>> start The data

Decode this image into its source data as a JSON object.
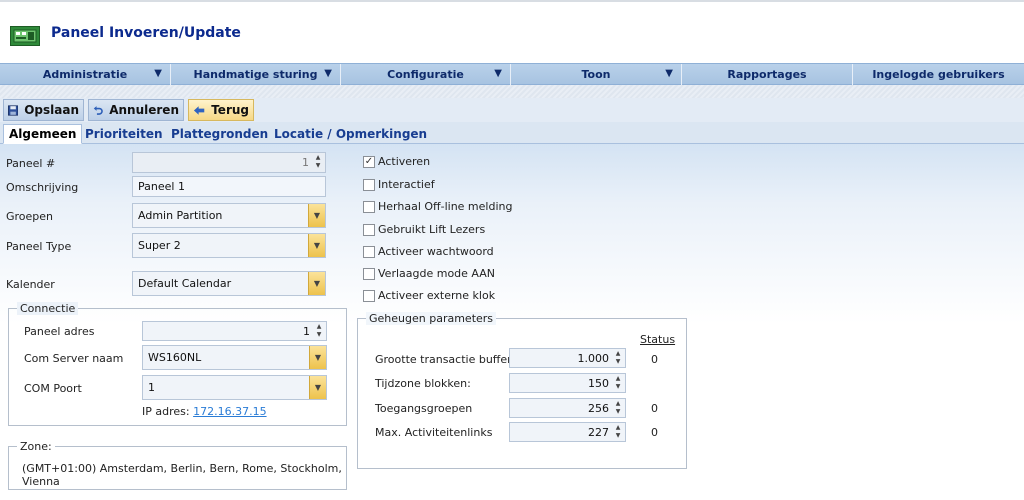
{
  "app": {
    "title": "Paneel Invoeren/Update",
    "icon": "panel-board-icon"
  },
  "nav": [
    {
      "label": "Administratie",
      "dropdown": true
    },
    {
      "label": "Handmatige sturing",
      "dropdown": true
    },
    {
      "label": "Configuratie",
      "dropdown": true
    },
    {
      "label": "Toon",
      "dropdown": true
    },
    {
      "label": "Rapportages",
      "dropdown": false
    },
    {
      "label": "Ingelogde gebruikers",
      "dropdown": false
    }
  ],
  "toolbar": {
    "save": "Opslaan",
    "cancel": "Annuleren",
    "back": "Terug"
  },
  "tabs": [
    "Algemeen",
    "Prioriteiten",
    "Plattegronden",
    "Locatie / Opmerkingen"
  ],
  "active_tab": "Algemeen",
  "form": {
    "panel_num_label": "Paneel #",
    "panel_num_value": "1",
    "description_label": "Omschrijving",
    "description_value": "Paneel 1",
    "groups_label": "Groepen",
    "groups_value": "Admin Partition",
    "panel_type_label": "Paneel Type",
    "panel_type_value": "Super 2",
    "calendar_label": "Kalender",
    "calendar_value": "Default Calendar"
  },
  "connection": {
    "legend": "Connectie",
    "address_label": "Paneel adres",
    "address_value": "1",
    "server_label": "Com Server naam",
    "server_value": "WS160NL",
    "port_label": "COM Poort",
    "port_value": "1",
    "ip_label": "IP adres:",
    "ip_value": "172.16.37.15"
  },
  "zone": {
    "legend": "Zone:",
    "value": "(GMT+01:00) Amsterdam, Berlin, Bern, Rome, Stockholm, Vienna"
  },
  "options": [
    {
      "label": "Activeren",
      "checked": true
    },
    {
      "label": "Interactief",
      "checked": false
    },
    {
      "label": "Herhaal Off-line melding",
      "checked": false
    },
    {
      "label": "Gebruikt Lift Lezers",
      "checked": false
    },
    {
      "label": "Activeer wachtwoord",
      "checked": false
    },
    {
      "label": "Verlaagde mode AAN",
      "checked": false
    },
    {
      "label": "Activeer externe klok",
      "checked": false
    }
  ],
  "memory": {
    "legend": "Geheugen parameters",
    "status_header": "Status",
    "rows": [
      {
        "label": "Grootte transactie buffer:",
        "value": "1.000",
        "status": "0"
      },
      {
        "label": "Tijdzone blokken:",
        "value": "150",
        "status": ""
      },
      {
        "label": "Toegangsgroepen",
        "value": "256",
        "status": "0"
      },
      {
        "label": "Max. Activiteitenlinks",
        "value": "227",
        "status": "0"
      }
    ]
  },
  "colors": {
    "nav_bg": "#b9d1ea",
    "title": "#0c2a8e",
    "dropdown_button": "#edc24c"
  }
}
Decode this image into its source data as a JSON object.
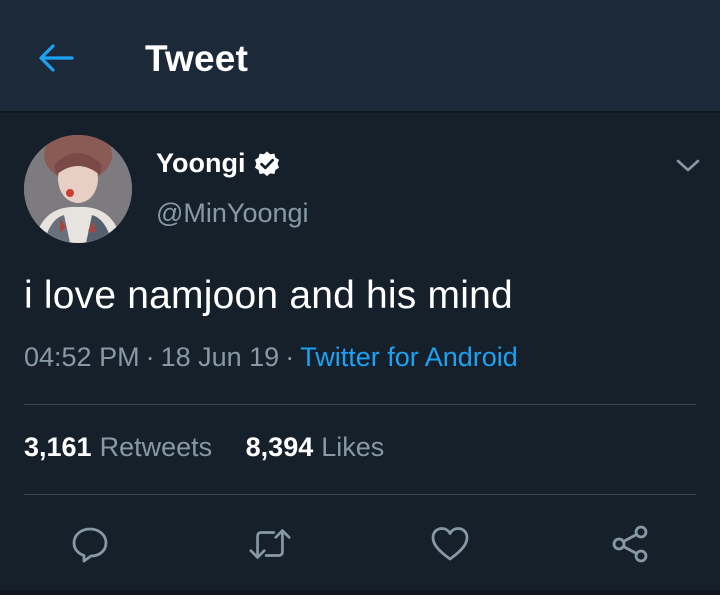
{
  "header": {
    "title": "Tweet",
    "back_icon": "arrow-left-icon"
  },
  "colors": {
    "background": "#15202b",
    "header_background": "#1c2938",
    "accent": "#1da1f2",
    "secondary_text": "#8899a6",
    "divider": "#38444d"
  },
  "tweet": {
    "author": {
      "display_name": "Yoongi",
      "handle": "@MinYoongi",
      "verified_icon": "verified-badge-icon"
    },
    "text": "i love namjoon and his mind",
    "time": "04:52 PM",
    "separator": "·",
    "date": "18 Jun 19",
    "source": "Twitter for Android",
    "stats": {
      "retweets_count": "3,161",
      "retweets_label": "Retweets",
      "likes_count": "8,394",
      "likes_label": "Likes"
    },
    "actions": [
      "reply-icon",
      "retweet-icon",
      "like-icon",
      "share-icon"
    ]
  }
}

>> end The data

Given instruction> Copy the whole listing above word for word but do not carry over the pictures.

Problem solution>
Decode this image into its source data as a JSON object.
{
  "app": {
    "title": "Paneel Invoeren/Update",
    "icon": "panel-board-icon"
  },
  "nav": [
    {
      "label": "Administratie",
      "dropdown": true
    },
    {
      "label": "Handmatige sturing",
      "dropdown": true
    },
    {
      "label": "Configuratie",
      "dropdown": true
    },
    {
      "label": "Toon",
      "dropdown": true
    },
    {
      "label": "Rapportages",
      "dropdown": false
    },
    {
      "label": "Ingelogde gebruikers",
      "dropdown": false
    }
  ],
  "toolbar": {
    "save": "Opslaan",
    "cancel": "Annuleren",
    "back": "Terug"
  },
  "tabs": [
    "Algemeen",
    "Prioriteiten",
    "Plattegronden",
    "Locatie / Opmerkingen"
  ],
  "active_tab": "Algemeen",
  "form": {
    "panel_num_label": "Paneel #",
    "panel_num_value": "1",
    "description_label": "Omschrijving",
    "description_value": "Paneel 1",
    "groups_label": "Groepen",
    "groups_value": "Admin Partition",
    "panel_type_label": "Paneel Type",
    "panel_type_value": "Super 2",
    "calendar_label": "Kalender",
    "calendar_value": "Default Calendar"
  },
  "connection": {
    "legend": "Connectie",
    "address_label": "Paneel adres",
    "address_value": "1",
    "server_label": "Com Server naam",
    "server_value": "WS160NL",
    "port_label": "COM Poort",
    "port_value": "1",
    "ip_label": "IP adres:",
    "ip_value": "172.16.37.15"
  },
  "zone": {
    "legend": "Zone:",
    "value": "(GMT+01:00) Amsterdam, Berlin, Bern, Rome, Stockholm, Vienna"
  },
  "options": [
    {
      "label": "Activeren",
      "checked": true
    },
    {
      "label": "Interactief",
      "checked": false
    },
    {
      "label": "Herhaal Off-line melding",
      "checked": false
    },
    {
      "label": "Gebruikt Lift Lezers",
      "checked": false
    },
    {
      "label": "Activeer wachtwoord",
      "checked": false
    },
    {
      "label": "Verlaagde mode AAN",
      "checked": false
    },
    {
      "label": "Activeer externe klok",
      "checked": false
    }
  ],
  "memory": {
    "legend": "Geheugen parameters",
    "status_header": "Status",
    "rows": [
      {
        "label": "Grootte transactie buffer:",
        "value": "1.000",
        "status": "0"
      },
      {
        "label": "Tijdzone blokken:",
        "value": "150",
        "status": ""
      },
      {
        "label": "Toegangsgroepen",
        "value": "256",
        "status": "0"
      },
      {
        "label": "Max. Activiteitenlinks",
        "value": "227",
        "status": "0"
      }
    ]
  },
  "colors": {
    "nav_bg": "#b9d1ea",
    "title": "#0c2a8e",
    "dropdown_button": "#edc24c"
  }
}
Decode this image into its source data as a JSON object.
{
  "header": {
    "title": "Tweet",
    "back_icon": "arrow-left-icon"
  },
  "colors": {
    "background": "#15202b",
    "header_background": "#1c2938",
    "accent": "#1da1f2",
    "secondary_text": "#8899a6",
    "divider": "#38444d"
  },
  "tweet": {
    "author": {
      "display_name": "Yoongi",
      "handle": "@MinYoongi",
      "verified_icon": "verified-badge-icon"
    },
    "text": "i love namjoon and his mind",
    "time": "04:52 PM",
    "separator": "·",
    "date": "18 Jun 19",
    "source": "Twitter for Android",
    "stats": {
      "retweets_count": "3,161",
      "retweets_label": "Retweets",
      "likes_count": "8,394",
      "likes_label": "Likes"
    },
    "actions": [
      "reply-icon",
      "retweet-icon",
      "like-icon",
      "share-icon"
    ]
  }
}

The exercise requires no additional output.